» **Goal**: Extract every line that contains the word "What".

» **Data for the task**:
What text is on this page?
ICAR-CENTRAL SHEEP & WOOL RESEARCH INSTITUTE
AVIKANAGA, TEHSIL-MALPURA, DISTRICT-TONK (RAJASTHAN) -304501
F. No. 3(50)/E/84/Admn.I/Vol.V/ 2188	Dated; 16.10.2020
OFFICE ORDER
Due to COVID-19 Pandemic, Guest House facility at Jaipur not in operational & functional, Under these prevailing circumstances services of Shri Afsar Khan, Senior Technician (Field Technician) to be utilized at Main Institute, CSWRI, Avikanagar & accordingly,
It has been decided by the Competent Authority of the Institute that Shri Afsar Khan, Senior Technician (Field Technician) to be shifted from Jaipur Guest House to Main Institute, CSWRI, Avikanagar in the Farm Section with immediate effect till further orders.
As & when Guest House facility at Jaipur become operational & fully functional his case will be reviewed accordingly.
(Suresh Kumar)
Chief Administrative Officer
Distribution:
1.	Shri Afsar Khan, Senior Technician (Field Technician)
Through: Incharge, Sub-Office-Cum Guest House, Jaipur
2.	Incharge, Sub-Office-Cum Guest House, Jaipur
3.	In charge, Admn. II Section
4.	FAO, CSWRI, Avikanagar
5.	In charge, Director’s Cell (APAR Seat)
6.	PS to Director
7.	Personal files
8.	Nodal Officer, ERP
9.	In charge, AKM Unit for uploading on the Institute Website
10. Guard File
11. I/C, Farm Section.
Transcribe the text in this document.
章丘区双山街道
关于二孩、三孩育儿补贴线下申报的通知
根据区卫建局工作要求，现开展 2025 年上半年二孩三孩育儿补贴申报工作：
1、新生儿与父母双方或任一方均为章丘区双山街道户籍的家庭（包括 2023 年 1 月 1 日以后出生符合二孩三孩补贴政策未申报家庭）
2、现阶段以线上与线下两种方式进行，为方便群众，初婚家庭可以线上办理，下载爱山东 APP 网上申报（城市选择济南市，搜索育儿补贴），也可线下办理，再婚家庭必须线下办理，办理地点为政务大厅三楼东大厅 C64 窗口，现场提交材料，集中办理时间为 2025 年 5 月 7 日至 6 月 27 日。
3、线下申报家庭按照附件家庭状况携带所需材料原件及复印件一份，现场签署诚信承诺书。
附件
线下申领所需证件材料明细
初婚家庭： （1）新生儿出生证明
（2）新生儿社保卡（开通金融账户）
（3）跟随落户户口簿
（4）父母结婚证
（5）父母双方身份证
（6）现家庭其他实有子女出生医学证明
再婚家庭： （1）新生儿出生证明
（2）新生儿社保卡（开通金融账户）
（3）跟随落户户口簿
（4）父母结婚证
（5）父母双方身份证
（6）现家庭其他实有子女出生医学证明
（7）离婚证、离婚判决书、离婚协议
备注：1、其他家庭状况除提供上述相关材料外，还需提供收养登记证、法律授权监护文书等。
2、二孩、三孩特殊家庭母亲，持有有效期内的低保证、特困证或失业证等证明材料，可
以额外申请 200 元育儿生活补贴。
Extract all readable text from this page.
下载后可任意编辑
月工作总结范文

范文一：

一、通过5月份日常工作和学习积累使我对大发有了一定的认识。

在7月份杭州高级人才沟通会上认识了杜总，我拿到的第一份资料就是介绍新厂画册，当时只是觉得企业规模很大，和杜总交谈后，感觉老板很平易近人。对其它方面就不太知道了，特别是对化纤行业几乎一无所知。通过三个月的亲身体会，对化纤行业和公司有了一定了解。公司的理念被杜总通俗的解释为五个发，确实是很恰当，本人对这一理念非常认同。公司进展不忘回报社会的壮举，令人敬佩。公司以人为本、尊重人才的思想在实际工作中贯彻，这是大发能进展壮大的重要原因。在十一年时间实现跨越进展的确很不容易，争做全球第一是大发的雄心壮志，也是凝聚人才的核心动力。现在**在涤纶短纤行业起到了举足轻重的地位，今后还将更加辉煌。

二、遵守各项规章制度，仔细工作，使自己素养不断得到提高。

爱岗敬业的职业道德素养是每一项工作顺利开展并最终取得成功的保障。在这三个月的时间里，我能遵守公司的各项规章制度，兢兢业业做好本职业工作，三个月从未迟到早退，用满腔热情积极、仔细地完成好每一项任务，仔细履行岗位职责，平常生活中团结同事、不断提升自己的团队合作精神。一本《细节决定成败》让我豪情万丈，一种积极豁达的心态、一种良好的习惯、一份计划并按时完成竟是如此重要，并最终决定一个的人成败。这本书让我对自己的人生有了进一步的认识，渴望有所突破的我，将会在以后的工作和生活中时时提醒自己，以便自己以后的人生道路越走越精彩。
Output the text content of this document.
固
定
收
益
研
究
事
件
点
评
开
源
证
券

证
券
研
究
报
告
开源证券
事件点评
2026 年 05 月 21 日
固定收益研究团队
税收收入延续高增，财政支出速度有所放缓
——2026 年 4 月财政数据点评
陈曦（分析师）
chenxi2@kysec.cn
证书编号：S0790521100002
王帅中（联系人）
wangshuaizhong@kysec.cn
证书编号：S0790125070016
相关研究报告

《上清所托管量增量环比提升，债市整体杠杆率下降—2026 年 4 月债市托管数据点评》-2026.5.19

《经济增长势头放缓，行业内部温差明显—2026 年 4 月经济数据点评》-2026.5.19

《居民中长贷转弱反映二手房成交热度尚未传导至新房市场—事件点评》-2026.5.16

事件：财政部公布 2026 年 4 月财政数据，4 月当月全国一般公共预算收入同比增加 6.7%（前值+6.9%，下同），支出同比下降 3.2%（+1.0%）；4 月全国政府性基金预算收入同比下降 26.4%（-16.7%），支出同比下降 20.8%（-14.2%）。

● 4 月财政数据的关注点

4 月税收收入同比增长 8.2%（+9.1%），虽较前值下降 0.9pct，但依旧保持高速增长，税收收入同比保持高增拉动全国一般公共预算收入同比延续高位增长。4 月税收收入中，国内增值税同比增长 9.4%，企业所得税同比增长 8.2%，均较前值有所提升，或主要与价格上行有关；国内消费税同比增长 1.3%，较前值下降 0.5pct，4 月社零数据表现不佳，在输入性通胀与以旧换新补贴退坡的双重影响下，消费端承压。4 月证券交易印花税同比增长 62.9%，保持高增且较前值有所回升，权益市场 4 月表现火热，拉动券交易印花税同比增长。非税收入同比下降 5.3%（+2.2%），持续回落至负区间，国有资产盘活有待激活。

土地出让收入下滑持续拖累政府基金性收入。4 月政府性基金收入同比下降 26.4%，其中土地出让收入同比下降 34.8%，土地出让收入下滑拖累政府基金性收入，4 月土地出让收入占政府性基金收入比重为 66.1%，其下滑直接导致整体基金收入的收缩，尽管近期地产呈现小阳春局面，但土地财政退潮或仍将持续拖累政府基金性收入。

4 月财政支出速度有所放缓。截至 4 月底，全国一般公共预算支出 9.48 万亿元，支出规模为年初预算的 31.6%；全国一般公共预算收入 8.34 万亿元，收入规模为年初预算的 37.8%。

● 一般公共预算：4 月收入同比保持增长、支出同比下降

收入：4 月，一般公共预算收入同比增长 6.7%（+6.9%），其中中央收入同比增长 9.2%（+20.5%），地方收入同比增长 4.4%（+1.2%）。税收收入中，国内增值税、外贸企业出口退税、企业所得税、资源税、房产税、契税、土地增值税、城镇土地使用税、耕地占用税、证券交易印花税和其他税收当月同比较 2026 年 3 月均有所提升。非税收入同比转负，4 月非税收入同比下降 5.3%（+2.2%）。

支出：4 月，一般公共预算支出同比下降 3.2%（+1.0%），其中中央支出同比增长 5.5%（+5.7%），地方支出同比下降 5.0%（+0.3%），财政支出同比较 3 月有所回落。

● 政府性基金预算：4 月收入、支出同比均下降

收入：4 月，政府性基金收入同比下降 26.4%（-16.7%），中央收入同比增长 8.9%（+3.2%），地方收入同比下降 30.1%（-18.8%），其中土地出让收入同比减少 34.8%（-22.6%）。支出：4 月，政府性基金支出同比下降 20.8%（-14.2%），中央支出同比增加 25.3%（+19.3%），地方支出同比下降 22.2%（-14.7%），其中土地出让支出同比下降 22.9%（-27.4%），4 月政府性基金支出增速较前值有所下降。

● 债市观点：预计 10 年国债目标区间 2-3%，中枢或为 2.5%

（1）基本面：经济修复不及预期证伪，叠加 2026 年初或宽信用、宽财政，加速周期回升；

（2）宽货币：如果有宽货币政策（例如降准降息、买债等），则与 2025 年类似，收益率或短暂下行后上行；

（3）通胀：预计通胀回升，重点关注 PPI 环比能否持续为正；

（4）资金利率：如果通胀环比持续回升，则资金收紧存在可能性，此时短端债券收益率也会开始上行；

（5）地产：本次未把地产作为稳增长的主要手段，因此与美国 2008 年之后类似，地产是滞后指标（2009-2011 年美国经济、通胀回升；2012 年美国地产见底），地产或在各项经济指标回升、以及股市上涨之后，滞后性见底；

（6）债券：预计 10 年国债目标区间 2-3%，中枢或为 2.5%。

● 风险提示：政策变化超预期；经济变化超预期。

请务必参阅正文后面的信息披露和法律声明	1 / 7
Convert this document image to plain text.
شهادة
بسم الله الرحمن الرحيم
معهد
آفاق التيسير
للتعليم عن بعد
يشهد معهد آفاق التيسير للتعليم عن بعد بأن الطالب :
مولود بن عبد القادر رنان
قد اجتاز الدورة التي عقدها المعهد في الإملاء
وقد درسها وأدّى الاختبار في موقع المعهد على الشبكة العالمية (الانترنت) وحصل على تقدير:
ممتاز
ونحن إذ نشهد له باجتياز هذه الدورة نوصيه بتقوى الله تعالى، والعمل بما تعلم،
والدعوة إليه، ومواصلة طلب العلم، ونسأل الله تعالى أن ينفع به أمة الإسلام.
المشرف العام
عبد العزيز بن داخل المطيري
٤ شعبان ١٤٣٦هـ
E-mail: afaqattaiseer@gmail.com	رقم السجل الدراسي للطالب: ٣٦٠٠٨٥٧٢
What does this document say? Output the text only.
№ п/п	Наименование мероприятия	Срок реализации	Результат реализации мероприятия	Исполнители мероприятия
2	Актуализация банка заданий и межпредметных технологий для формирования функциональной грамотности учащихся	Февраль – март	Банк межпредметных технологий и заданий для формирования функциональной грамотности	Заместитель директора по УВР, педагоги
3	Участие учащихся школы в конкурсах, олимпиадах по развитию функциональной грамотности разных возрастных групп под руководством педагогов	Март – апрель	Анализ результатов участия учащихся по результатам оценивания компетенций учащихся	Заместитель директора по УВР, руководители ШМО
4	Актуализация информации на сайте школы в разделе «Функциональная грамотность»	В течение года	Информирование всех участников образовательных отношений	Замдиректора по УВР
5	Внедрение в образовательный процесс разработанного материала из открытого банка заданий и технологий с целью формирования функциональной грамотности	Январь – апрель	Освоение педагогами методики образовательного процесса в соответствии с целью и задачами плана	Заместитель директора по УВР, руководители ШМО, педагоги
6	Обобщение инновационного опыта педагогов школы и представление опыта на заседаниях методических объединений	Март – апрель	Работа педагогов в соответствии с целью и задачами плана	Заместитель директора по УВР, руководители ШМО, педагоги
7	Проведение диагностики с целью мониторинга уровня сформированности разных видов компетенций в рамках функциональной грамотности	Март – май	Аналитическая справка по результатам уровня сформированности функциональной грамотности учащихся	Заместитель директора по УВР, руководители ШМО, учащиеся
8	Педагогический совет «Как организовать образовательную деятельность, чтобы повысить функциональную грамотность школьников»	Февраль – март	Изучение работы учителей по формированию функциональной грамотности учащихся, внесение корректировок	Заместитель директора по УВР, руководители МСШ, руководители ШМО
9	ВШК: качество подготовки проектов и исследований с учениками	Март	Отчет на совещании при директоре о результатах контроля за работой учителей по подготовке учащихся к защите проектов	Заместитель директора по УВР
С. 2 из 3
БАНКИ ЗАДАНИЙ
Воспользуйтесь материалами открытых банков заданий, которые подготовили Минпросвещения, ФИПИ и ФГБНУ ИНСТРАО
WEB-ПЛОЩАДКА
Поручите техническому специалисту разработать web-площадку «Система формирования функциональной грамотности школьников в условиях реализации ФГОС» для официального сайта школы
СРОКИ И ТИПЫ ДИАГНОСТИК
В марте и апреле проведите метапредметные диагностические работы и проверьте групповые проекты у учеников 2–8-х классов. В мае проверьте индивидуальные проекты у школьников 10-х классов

» **Written reply**:
What text is on this page?
What does this document say? Output the text only.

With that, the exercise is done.